Copy every line that mentions the word "dzieci".

[Stored items]
----------------------------------------

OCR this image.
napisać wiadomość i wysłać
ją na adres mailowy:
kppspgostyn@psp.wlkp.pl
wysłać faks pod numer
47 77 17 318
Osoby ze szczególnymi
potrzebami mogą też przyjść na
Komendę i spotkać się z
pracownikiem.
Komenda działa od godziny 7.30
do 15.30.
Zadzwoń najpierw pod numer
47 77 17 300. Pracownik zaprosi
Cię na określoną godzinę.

----------------------------------------

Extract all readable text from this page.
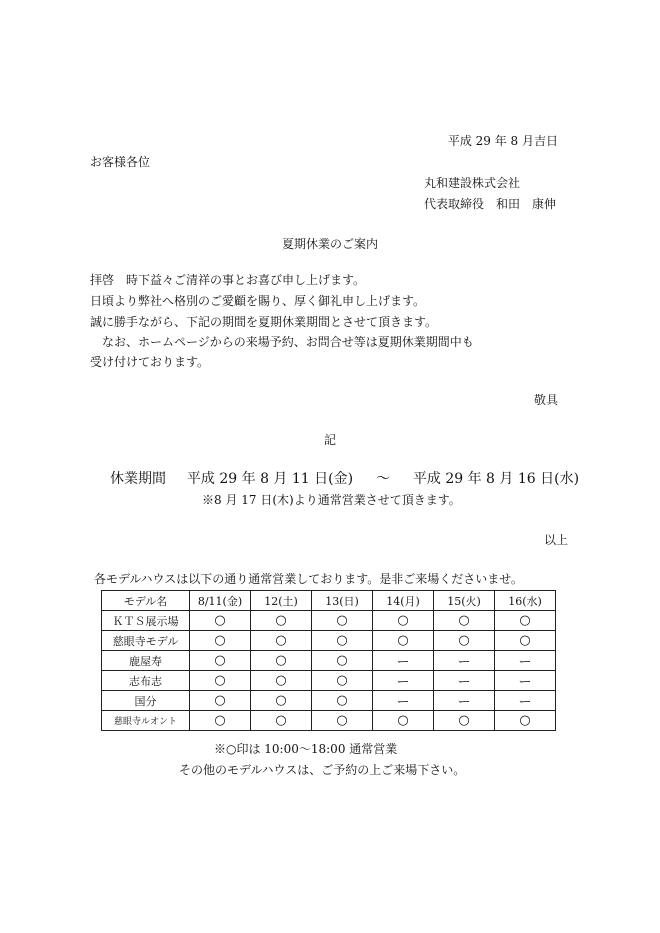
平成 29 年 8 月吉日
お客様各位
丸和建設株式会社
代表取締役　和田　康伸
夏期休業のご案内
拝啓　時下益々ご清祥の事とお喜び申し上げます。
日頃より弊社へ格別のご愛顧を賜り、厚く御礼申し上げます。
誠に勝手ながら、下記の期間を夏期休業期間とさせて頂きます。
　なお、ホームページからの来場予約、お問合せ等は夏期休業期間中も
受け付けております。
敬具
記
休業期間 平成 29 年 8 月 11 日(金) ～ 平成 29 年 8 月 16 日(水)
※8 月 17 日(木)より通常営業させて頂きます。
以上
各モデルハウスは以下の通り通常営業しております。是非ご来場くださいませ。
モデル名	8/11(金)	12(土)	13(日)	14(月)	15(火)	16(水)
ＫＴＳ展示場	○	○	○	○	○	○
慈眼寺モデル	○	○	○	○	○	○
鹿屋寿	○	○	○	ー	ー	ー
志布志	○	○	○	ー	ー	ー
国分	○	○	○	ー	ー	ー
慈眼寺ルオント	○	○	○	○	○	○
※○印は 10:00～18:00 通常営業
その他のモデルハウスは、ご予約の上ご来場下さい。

----------------------------------------

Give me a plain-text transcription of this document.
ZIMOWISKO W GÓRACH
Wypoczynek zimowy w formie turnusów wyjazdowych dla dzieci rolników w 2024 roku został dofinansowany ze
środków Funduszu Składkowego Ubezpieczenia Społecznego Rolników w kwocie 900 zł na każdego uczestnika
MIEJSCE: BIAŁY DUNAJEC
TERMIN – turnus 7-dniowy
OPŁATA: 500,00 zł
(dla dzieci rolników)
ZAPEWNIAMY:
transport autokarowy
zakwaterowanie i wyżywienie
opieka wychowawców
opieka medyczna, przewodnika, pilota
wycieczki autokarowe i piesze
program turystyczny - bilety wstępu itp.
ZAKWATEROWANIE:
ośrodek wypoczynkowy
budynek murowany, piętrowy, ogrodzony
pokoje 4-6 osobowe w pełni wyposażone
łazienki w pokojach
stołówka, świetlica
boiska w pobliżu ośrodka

----------------------------------------

**Response below**
Wypoczynek zimowy w formie turnusów wyjazdowych dla dzieci rolników w 2024 roku został dofinansowany ze
(dla dzieci rolników)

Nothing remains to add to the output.